EXERCISE OBJECTIVE: The entries below contain pictures. Retype everything except those pictures, exactly as given.
----------
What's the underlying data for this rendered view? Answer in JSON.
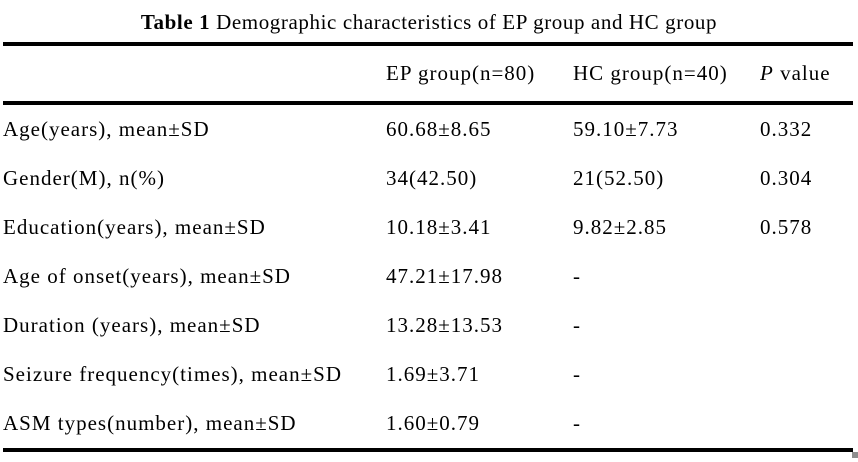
{
  "caption": {
    "bold": "Table 1",
    "rest": " Demographic characteristics of EP group and HC group"
  },
  "table": {
    "header": {
      "stub": "",
      "ep": "EP group(n=80)",
      "hc": "HC group(n=40)",
      "p_italic": "P",
      "p_rest": " value"
    },
    "rows": [
      {
        "label": "Age(years), mean±SD",
        "ep": "60.68±8.65",
        "hc": "59.10±7.73",
        "p": "0.332"
      },
      {
        "label": "Gender(M), n(%)",
        "ep": "34(42.50)",
        "hc": "21(52.50)",
        "p": "0.304"
      },
      {
        "label": "Education(years), mean±SD",
        "ep": "10.18±3.41",
        "hc": "9.82±2.85",
        "p": "0.578"
      },
      {
        "label": "Age of onset(years), mean±SD",
        "ep": "47.21±17.98",
        "hc": "-",
        "p": ""
      },
      {
        "label": "Duration (years), mean±SD",
        "ep": "13.28±13.53",
        "hc": "-",
        "p": ""
      },
      {
        "label": "Seizure frequency(times), mean±SD",
        "ep": "1.69±3.71",
        "hc": "-",
        "p": ""
      },
      {
        "label": "ASM types(number), mean±SD",
        "ep": "1.60±0.79",
        "hc": "-",
        "p": ""
      }
    ]
  },
  "colors": {
    "text": "#000000",
    "rule": "#000000",
    "background": "#ffffff",
    "resize_handle": "#8f8f8f"
  }
}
----------
ANSWER TO THE TASK:
What's the underlying data for this rendered view? Answer in JSON.
{
  "caption": {
    "bold": "Table 1",
    "rest": " Demographic characteristics of EP group and HC group"
  },
  "table": {
    "header": {
      "stub": "",
      "ep": "EP group(n=80)",
      "hc": "HC group(n=40)",
      "p_italic": "P",
      "p_rest": " value"
    },
    "rows": [
      {
        "label": "Age(years), mean±SD",
        "ep": "60.68±8.65",
        "hc": "59.10±7.73",
        "p": "0.332"
      },
      {
        "label": "Gender(M), n(%)",
        "ep": "34(42.50)",
        "hc": "21(52.50)",
        "p": "0.304"
      },
      {
        "label": "Education(years), mean±SD",
        "ep": "10.18±3.41",
        "hc": "9.82±2.85",
        "p": "0.578"
      },
      {
        "label": "Age of onset(years), mean±SD",
        "ep": "47.21±17.98",
        "hc": "-",
        "p": ""
      },
      {
        "label": "Duration (years), mean±SD",
        "ep": "13.28±13.53",
        "hc": "-",
        "p": ""
      },
      {
        "label": "Seizure frequency(times), mean±SD",
        "ep": "1.69±3.71",
        "hc": "-",
        "p": ""
      },
      {
        "label": "ASM types(number), mean±SD",
        "ep": "1.60±0.79",
        "hc": "-",
        "p": ""
      }
    ]
  },
  "colors": {
    "text": "#000000",
    "rule": "#000000",
    "background": "#ffffff",
    "resize_handle": "#8f8f8f"
  }
}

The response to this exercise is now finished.